Input:
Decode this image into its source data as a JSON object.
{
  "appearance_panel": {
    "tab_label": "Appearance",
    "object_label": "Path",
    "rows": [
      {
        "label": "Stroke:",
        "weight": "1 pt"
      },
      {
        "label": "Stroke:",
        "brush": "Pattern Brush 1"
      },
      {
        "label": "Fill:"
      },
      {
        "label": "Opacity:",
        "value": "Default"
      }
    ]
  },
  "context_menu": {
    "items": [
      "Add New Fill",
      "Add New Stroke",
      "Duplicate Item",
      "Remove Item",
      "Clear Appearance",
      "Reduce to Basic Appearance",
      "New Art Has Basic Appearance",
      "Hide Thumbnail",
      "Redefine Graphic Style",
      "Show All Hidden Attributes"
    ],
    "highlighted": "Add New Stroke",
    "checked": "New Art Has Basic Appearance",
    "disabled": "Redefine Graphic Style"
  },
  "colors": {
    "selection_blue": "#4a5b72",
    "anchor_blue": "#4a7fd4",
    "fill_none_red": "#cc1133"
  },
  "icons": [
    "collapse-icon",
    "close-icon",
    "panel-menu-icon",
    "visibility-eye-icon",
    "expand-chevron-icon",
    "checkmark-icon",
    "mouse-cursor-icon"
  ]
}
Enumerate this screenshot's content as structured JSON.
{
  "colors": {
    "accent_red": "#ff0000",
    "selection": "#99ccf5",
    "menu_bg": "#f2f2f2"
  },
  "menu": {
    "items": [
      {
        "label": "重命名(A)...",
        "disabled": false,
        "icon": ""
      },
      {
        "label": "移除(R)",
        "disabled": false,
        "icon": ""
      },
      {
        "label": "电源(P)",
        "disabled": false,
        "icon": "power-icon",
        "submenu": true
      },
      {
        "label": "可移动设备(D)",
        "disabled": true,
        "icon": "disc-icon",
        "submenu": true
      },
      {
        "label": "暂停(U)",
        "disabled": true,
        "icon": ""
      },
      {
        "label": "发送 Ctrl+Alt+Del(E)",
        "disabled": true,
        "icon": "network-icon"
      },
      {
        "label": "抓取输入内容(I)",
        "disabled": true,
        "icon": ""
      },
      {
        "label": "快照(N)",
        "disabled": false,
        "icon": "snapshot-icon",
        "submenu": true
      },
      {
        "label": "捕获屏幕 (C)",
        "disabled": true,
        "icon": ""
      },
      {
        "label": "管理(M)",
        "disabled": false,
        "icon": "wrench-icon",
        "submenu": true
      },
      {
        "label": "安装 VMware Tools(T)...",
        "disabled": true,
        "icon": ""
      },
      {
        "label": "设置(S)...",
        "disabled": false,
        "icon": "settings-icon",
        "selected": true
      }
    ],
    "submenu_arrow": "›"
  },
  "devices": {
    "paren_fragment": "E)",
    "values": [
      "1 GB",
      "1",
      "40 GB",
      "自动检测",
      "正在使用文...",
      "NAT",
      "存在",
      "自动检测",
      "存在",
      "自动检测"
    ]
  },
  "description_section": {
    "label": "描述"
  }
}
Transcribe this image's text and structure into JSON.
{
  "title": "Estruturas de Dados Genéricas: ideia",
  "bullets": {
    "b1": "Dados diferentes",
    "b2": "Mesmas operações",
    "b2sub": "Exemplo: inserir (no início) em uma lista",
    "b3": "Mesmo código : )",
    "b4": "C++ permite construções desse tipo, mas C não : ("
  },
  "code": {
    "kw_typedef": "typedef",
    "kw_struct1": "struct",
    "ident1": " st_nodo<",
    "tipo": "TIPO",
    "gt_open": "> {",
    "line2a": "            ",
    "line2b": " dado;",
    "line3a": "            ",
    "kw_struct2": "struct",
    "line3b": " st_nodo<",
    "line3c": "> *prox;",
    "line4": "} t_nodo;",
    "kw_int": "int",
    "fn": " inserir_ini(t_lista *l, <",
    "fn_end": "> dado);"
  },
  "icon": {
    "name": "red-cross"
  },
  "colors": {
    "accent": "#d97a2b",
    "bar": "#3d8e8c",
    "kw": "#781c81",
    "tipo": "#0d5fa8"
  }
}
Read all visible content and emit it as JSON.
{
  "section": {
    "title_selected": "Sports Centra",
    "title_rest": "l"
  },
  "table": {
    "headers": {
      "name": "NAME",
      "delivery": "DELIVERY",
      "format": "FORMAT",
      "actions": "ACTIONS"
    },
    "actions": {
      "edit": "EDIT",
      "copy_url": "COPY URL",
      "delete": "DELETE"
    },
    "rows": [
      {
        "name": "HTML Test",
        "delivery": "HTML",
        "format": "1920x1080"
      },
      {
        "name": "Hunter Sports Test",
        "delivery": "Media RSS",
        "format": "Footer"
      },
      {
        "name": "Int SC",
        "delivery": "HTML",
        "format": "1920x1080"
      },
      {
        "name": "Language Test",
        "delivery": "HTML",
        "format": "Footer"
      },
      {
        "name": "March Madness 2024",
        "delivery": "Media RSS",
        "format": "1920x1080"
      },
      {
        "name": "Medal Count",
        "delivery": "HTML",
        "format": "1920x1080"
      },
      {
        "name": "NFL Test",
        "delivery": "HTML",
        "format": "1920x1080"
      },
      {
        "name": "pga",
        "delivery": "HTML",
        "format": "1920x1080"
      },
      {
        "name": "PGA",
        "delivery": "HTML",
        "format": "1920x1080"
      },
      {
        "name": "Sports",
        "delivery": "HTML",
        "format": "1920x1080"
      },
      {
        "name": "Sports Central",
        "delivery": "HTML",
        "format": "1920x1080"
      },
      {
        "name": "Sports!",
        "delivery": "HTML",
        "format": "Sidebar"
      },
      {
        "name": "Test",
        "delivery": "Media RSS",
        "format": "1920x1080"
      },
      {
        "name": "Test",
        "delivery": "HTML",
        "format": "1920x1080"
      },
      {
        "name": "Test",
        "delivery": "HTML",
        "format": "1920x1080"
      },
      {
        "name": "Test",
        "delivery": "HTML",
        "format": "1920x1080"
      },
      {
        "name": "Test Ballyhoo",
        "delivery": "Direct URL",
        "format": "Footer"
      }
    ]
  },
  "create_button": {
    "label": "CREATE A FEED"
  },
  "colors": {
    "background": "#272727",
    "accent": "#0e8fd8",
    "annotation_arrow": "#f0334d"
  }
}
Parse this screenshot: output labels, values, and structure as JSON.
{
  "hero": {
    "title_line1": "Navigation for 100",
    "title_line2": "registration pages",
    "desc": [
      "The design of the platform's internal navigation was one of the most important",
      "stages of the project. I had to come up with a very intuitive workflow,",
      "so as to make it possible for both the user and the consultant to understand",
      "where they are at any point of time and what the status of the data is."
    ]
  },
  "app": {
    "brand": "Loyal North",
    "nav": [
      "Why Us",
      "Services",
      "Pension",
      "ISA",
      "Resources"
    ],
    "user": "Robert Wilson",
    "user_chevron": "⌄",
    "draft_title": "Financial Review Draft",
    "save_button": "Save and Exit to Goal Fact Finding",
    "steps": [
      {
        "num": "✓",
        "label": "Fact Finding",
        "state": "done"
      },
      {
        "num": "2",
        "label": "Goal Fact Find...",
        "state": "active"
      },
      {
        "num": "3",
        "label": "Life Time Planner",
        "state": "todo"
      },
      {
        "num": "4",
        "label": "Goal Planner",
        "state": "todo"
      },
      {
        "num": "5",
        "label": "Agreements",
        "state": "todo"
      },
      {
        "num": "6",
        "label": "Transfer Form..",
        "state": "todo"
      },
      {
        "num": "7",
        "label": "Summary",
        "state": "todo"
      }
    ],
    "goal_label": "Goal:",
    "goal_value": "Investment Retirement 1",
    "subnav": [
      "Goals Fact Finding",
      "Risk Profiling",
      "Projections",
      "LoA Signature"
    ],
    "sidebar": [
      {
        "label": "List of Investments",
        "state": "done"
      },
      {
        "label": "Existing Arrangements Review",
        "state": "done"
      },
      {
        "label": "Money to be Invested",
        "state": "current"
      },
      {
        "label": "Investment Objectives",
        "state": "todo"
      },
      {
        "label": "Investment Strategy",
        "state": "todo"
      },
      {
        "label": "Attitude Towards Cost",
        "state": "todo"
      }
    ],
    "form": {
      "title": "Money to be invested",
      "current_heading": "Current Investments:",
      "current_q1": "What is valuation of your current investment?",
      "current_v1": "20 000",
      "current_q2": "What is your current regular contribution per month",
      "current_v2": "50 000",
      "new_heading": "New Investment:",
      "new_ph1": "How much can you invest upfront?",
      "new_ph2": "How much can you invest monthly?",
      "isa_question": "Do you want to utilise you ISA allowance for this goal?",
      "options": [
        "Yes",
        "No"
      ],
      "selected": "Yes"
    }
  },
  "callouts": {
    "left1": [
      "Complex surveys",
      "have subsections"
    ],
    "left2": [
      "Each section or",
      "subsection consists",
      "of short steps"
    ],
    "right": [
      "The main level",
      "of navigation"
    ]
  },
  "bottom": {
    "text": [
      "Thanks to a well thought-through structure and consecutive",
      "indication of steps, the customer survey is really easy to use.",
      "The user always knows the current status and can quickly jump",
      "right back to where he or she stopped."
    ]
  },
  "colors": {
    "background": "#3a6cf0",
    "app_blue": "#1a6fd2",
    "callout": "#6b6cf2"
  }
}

Work to be completed: Give only the number of lines in the data that hold the string "where".

The reply: 2